## EXTRACTED RECORDS
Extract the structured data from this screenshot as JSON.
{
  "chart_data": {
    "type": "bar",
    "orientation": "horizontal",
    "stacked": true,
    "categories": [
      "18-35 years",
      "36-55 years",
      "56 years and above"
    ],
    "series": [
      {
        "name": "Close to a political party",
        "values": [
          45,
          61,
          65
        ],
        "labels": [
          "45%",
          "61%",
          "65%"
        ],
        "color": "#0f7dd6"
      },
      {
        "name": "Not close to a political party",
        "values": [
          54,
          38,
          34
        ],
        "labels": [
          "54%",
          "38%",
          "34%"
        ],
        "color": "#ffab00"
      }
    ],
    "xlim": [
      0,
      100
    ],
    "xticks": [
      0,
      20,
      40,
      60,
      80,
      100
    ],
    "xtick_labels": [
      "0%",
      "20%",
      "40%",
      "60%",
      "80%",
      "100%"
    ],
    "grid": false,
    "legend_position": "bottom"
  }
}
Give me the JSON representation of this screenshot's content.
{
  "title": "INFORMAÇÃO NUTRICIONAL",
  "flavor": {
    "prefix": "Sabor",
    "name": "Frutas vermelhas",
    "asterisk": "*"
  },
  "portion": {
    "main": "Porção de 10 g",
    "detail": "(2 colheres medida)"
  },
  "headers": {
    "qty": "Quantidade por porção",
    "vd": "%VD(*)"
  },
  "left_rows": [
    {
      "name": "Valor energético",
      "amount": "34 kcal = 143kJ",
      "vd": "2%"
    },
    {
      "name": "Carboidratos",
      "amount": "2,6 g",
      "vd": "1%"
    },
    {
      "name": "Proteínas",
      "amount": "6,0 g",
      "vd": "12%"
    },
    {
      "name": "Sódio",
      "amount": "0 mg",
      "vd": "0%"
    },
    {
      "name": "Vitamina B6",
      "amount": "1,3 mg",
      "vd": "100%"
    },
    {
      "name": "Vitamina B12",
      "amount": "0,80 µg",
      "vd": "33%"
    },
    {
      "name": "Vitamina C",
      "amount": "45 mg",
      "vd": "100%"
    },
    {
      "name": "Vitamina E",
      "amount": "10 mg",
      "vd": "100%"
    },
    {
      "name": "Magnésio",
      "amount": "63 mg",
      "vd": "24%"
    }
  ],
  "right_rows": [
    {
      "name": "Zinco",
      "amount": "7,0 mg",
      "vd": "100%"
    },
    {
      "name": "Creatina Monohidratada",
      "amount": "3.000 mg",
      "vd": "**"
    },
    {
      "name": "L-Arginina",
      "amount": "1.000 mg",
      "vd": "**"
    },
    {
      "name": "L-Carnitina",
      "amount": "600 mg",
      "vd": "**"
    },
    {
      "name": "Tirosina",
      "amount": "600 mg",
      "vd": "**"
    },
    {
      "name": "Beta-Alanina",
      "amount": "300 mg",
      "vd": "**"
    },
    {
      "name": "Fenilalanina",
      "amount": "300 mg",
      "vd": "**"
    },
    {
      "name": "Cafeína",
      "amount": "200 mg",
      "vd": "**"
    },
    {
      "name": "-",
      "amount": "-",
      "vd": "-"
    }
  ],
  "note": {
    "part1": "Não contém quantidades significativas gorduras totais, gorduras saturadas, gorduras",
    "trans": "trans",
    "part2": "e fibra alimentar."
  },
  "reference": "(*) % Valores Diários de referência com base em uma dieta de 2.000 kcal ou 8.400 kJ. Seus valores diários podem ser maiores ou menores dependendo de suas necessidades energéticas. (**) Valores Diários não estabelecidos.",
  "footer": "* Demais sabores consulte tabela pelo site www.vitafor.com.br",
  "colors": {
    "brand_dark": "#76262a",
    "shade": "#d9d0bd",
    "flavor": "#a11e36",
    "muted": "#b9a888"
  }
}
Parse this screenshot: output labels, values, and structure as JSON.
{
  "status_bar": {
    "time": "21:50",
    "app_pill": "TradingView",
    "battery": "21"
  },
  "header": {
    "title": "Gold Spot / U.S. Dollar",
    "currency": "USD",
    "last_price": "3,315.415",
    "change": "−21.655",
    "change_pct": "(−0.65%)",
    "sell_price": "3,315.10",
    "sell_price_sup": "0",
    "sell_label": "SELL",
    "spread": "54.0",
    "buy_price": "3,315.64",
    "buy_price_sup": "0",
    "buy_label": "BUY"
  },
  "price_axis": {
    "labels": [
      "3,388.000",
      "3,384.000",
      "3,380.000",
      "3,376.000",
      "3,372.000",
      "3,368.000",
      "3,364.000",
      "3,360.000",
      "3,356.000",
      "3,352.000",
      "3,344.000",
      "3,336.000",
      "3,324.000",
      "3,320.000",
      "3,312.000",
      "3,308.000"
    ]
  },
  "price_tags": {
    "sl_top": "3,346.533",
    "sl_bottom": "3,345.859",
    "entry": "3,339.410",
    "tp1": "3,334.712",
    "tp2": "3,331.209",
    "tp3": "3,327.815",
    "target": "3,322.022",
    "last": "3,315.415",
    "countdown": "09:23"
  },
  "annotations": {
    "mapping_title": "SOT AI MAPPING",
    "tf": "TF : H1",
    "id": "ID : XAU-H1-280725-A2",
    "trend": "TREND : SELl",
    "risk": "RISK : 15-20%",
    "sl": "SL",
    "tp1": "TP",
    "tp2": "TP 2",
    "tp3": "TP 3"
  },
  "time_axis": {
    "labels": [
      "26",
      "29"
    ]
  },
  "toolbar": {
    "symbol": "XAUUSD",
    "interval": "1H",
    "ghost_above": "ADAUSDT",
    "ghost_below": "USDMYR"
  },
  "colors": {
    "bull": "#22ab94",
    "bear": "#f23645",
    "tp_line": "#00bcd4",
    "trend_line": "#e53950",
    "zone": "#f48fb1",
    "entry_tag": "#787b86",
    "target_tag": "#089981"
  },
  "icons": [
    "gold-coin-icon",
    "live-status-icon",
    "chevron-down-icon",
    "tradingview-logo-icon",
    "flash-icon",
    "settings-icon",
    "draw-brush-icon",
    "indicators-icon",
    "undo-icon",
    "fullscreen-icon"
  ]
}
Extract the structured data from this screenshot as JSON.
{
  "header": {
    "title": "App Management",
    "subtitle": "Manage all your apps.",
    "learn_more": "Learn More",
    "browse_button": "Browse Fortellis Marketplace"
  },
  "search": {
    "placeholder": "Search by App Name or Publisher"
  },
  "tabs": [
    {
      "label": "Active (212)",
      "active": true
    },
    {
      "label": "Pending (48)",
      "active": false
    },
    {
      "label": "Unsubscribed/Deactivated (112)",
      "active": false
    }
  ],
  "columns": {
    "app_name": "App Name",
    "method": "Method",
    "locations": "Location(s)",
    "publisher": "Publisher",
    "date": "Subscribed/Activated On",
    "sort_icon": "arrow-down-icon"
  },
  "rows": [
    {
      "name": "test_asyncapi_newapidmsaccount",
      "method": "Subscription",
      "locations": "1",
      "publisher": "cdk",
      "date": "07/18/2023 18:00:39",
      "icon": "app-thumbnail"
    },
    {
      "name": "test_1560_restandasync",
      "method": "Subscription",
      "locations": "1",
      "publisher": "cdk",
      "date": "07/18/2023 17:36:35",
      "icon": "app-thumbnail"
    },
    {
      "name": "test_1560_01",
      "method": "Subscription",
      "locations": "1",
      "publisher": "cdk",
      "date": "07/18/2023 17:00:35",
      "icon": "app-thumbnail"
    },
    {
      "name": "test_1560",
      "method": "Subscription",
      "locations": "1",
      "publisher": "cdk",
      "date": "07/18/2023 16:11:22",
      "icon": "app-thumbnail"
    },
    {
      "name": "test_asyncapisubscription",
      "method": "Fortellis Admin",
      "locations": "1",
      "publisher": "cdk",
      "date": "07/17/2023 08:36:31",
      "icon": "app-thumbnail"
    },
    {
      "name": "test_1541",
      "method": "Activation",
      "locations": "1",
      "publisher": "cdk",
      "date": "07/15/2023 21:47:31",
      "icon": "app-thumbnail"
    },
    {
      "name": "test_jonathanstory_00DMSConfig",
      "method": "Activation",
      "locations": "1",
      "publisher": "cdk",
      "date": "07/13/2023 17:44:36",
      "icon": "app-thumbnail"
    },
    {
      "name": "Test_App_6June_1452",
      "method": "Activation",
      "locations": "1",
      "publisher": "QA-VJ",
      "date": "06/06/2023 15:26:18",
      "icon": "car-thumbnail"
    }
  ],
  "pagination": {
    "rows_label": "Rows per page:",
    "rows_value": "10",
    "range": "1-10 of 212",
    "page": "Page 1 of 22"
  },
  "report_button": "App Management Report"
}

## WHAT THE EXERCISE ASKS
Lines holding the word "JSON" in the entries above are the ones to pull out. Copy them all.

## SOLVED PROBLEM
Extract the structured data from this screenshot as JSON.
Give me the JSON representation of this screenshot's content.
Parse this screenshot: output labels, values, and structure as JSON.
Extract the structured data from this screenshot as JSON.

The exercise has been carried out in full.